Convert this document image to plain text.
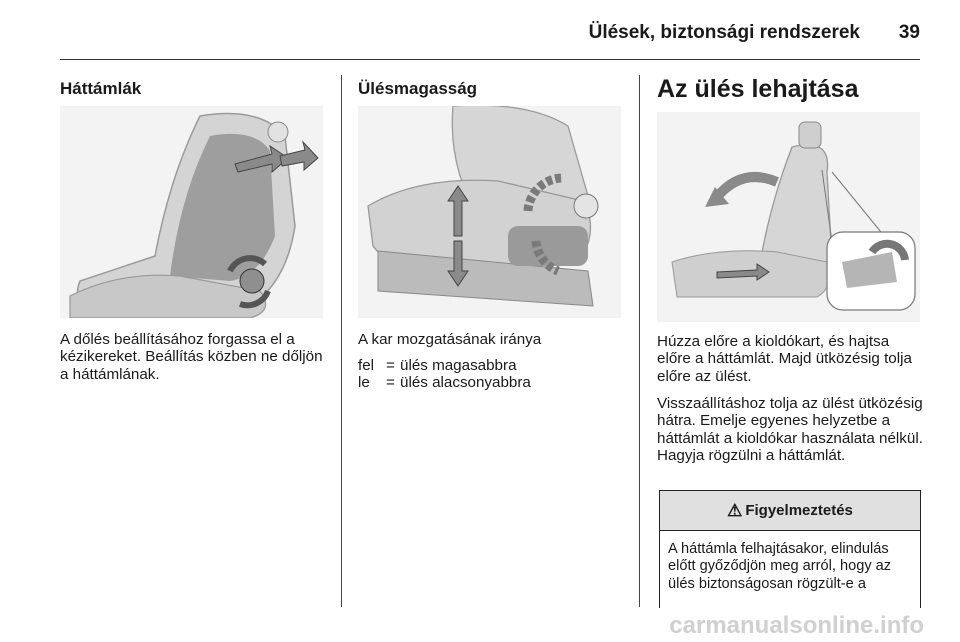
Ülések, biztonsági rendszerek 39
Háttámlák

A dőlés beállításához forgassa el a kézikereket. Beállítás közben ne dőljön a háttámlának.

Ülésmagasság

A kar mozgatásának iránya

fel = ülés magasabbra
le	= ülés alacsonyabbra
Az ülés lehajtása

Húzza előre a kioldókart, és hajtsa előre a háttámlát. Majd ütközésig tolja előre az ülést.

Visszaállításhoz tolja az ülést ütközésig hátra. Emelje egyenes helyzetbe a háttámlát a kioldókar használata nélkül. Hagyja rögzülni a háttámlát.

⚠ Figyelmeztetés
A háttámla felhajtásakor, elindulás előtt győződjön meg arról, hogy az ülés biztonságosan rögzült-e a
carmanualsonline.info
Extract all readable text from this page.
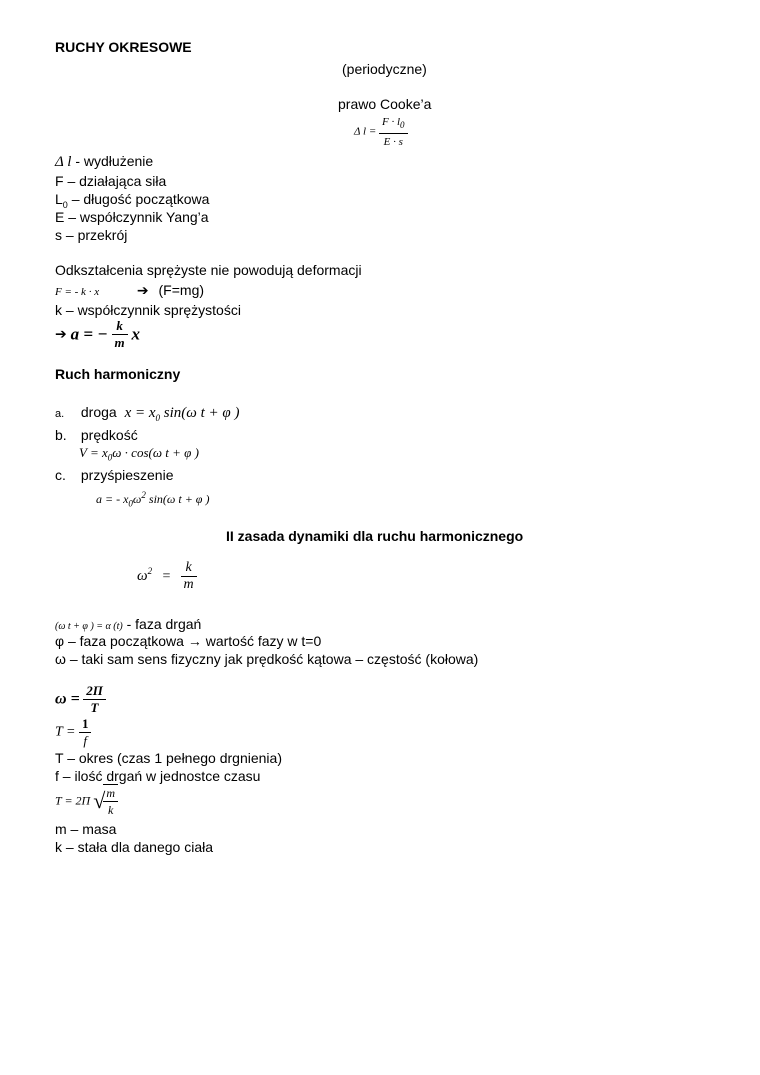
RUCHY OKRESOWE
(periodyczne)
prawo Cooke’a
Δ $l = \frac{F \cdot l_0}{E \cdot s}$
Δ l - wydłużenie
F – działająca siła
$L_0$ – długość początkowa
E – współczynnik Yang’a
s – przekrój
Odkształcenia sprężyste nie powodują deformacji
F = - k · x	➔ (F=mg)
k – współczynnik sprężystości
➔ a = − $\frac{k}{m}$ x
Ruch harmoniczny
a. droga $x = x_0$ sin(ω t + φ )
b. prędkość
$V = x_0\omega \cdot \cos(\omega$ t + φ )
c. przyśpieszenie
a = - $x_0\omega^2$ sin(ω t + φ )
II zasada dynamiki dla ruchu harmonicznego
$\omega^2 = \frac{k}{m}$
(ω t + φ ) = α (t) - faza drgań
φ – faza początkowa → wartość fazy w t=0
ω – taki sam sens fizyczny jak prędkość kątowa – częstość (kołowa)
$\omega = \frac{2\Pi}{T}$
$T = \frac{1}{f}$
T – okres (czas 1 pełnego drgnienia)
f – ilość drgań w jednostce czasu
T = 2Π √
$\frac{m}{k}$
m – masa
k – stała dla danego ciała
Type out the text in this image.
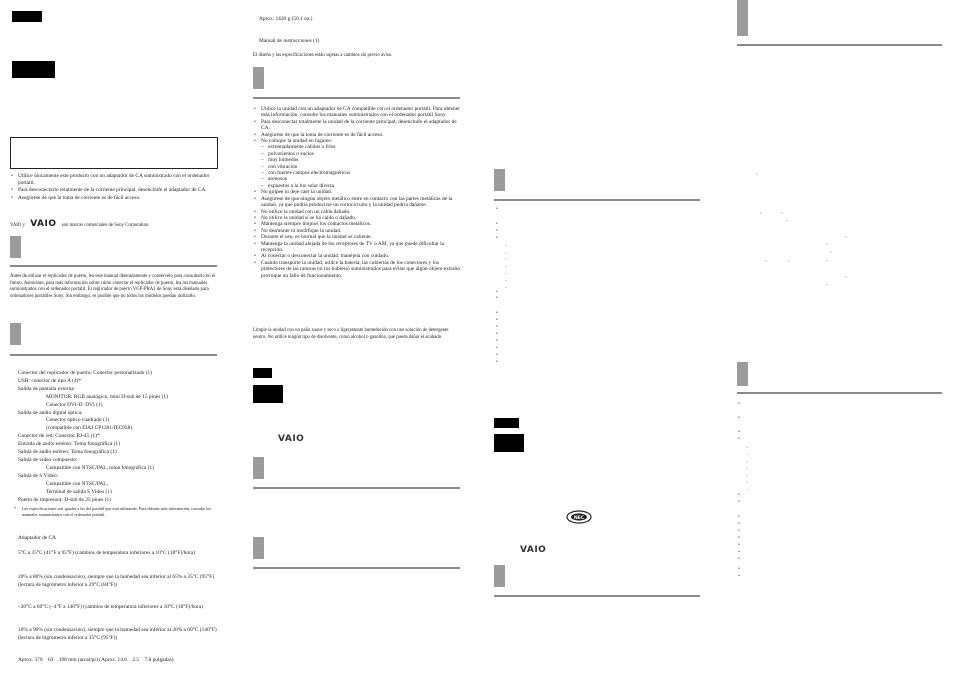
• Utilice únicamente este producto con un adaptador de CA suministrado con el ordenador portátil.
• Para desconectarlo totalmente de la corriente principal, desenchufe el adaptador de CA.
• Asegúrese de que la toma de corriente es de fácil acceso.
VAIO y VAIO son marcas comerciales de Sony Corporation.
Antes de utilizar el replicador de puerto, lea este manual detenidamente y consérvelo para consultarlo en el futuro. Asimismo, para más información sobre cómo conectar el replicador de puerto, lea los manuales suministrados con el ordenador portátil. El replicador de puerto VGP-PRA1 de Sony está diseñado para ordenadores portátiles Sony. Sin embargo, es posible que no todos los modelos puedan utilizarlo.
Conector del replicador de puerto: Conector personalizado (1)
USB: conector de tipo A (4)*
Salida de pantalla externa:
MONITOR: RGB analógico, mini D-sub de 15 pines (1)
Conector DVI-D: DVI (1)
Salida de audio digital óptica:
Conector óptico cuadrado (1)
(compatible con EIAJ CP1201/IEC958)
Conector de red: Conector RJ-45 (1)*
Entrada de audio estéreo: Toma fonográfica (1)
Salida de audio estéreo: Toma fonográfica (1)
Salida de vídeo compuesto:
Compatible con NTSC/PAL, toma fonográfica (1)
Salida de S Vídeo:
Compatible con NTSC/PAL,
Terminal de salida S Video (1)
Puerto de impresora: D-sub de 25 pines (1)
*	Las especificaciones son iguales a las del portátil que está utilizando. Para obtener más información, consulte los manuales suministrados con el ordenador portátil.
Adaptador de CA
5°C a 35°C (41°F a 95°F) (cambios de temperatura inferiores a 10°C (18°F)/hora)
20% a 80% (sin condensación), siempre que la humedad sea inferior al 65% a 35°C (95°F) (lectura de higrómetro inferior a 29°C (84°F))
–20°C a 60°C (–4°F a 140°F) (cambios de temperatura inferiores a 10°C (18°F)/hora)
10% a 90% (sin condensación), siempre que la humedad sea inferior al 20% a 60°C (140°F) (lectura de higrómetro inferior a 35°C (95°F))
Aprox. 370    63    198 mm (an/al/pr) (Aprox. 14.6    2.5    7.8 pulgadas)
Aprox. 1420 g (50.1 oz.)
Manual de instrucciones (1)
El diseño y las especificaciones están sujetas a cambios sin previo aviso.
• Utilice la unidad con un adaptador de CA compatible con el ordenador portátil. Para obtener más información, consulte los manuales suministrados con el ordenador portátil Sony.
• Para desconectar totalmente la unidad de la corriente principal, desenchufe el adaptador de CA.
• Asegúrese de que la toma de corriente es de fácil acceso.
• No coloque la unidad en lugares:
– extremadamente cálidos o fríos
– polvorientos o sucios
– muy húmedos
– con vibración
– con fuertes campos electromagnéticos
– arenosos
– expuestos a la luz solar directa
• No golpee ni deje caer la unidad.
• Asegúrese de que ningún objeto metálico entre en contacto con las partes metálicas de la unidad, ya que podría producirse un cortocircuito y la unidad podría dañarse.
• No utilice la unidad con un cable dañado.
• No utilice la unidad si se ha caído o dañado.
• Mantenga siempre limpios los contactos metálicos.
• No desmonte ni modifique la unidad.
• Durante el uso, es normal que la unidad se caliente.
• Mantenga la unidad alejada de los receptores de TV o AM, ya que puede dificultar la recepción.
• Al conectar o desconectar la unidad, manéjela con cuidado.
• Cuando transporte la unidad, utilice la batería, las cubiertas de los conectores y los protectores de las ranuras (si los hubiera) suministrados para evitar que algún objeto extraño provoque un fallo de funcionamiento.
Limpie la unidad con un paño suave y seco o ligeramente humedecido con una solución de detergente neutro. No utilice ningún tipo de disolvente, como alcohol o gasolina, que pueda dañar el acabado.
VAIO
•
•
•
•
–
–
–
–
–
–
–
•
•
•
•
•
•
•
•
•
•
NEC
VAIO
°
°	°
°
°
°
°
°	°	°
°
°
•
•
•
•
–
–
–
–
–
–
–
•
•
•
•
•
•
•
•
•
•
•
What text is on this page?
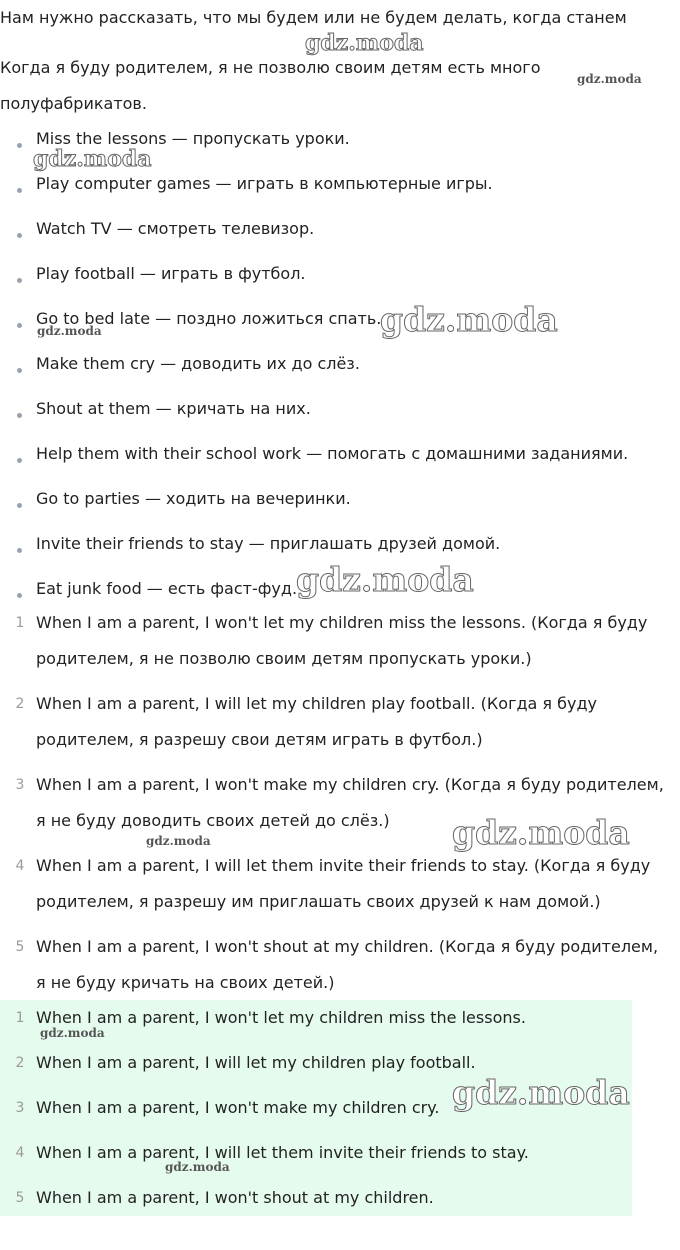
Нам нужно рассказать, что мы будем или не будем делать, когда станем

Когда я буду родителем, я не позволю своим детям есть много полуфабрикатов.

Miss the lessons — пропускать уроки.
Play computer games — играть в компьютерные игры.
Watch TV — смотреть телевизор.
Play football — играть в футбол.
Go to bed late — поздно ложиться спать.
Make them cry — доводить их до слёз.
Shout at them — кричать на них.
Help them with their school work — помогать с домашними заданиями.
Go to parties — ходить на вечеринки.
Invite their friends to stay — приглашать друзей домой.
Eat junk food — есть фаст-фуд.
1 When I am a parent, I won't let my children miss the lessons. (Когда я буду родителем, я не позволю своим детям пропускать уроки.)
2 When I am a parent, I will let my children play football. (Когда я буду родителем, я разрешу свои детям играть в футбол.)
3 When I am a parent, I won't make my children cry. (Когда я буду родителем, я не буду доводить своих детей до слёз.)
4 When I am a parent, I will let them invite their friends to stay. (Когда я буду родителем, я разрешу им приглашать своих друзей к нам домой.)
5 When I am a parent, I won't shout at my children. (Когда я буду родителем, я не буду кричать на своих детей.)
1 When I am a parent, I won't let my children miss the lessons.
2 When I am a parent, I will let my children play football.
3 When I am a parent, I won't make my children cry.
4 When I am a parent, I will let them invite their friends to stay.
5 When I am a parent, I won't shout at my children.
gdz.moda
gdz.moda
gdz.moda
gdz.moda	gdz.moda
gdz.moda
gdz.moda
gdz.moda
gdz.moda
gdz.moda
gdz.moda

**EXERCISE**:
Read the entries and pick out all lines that include the word "estéreo".

**OUTPUT FOR THIS EXERCISE**:
Entrada de audio estéreo: Toma fonográfica (1)
Salida de audio estéreo: Toma fonográfica (1)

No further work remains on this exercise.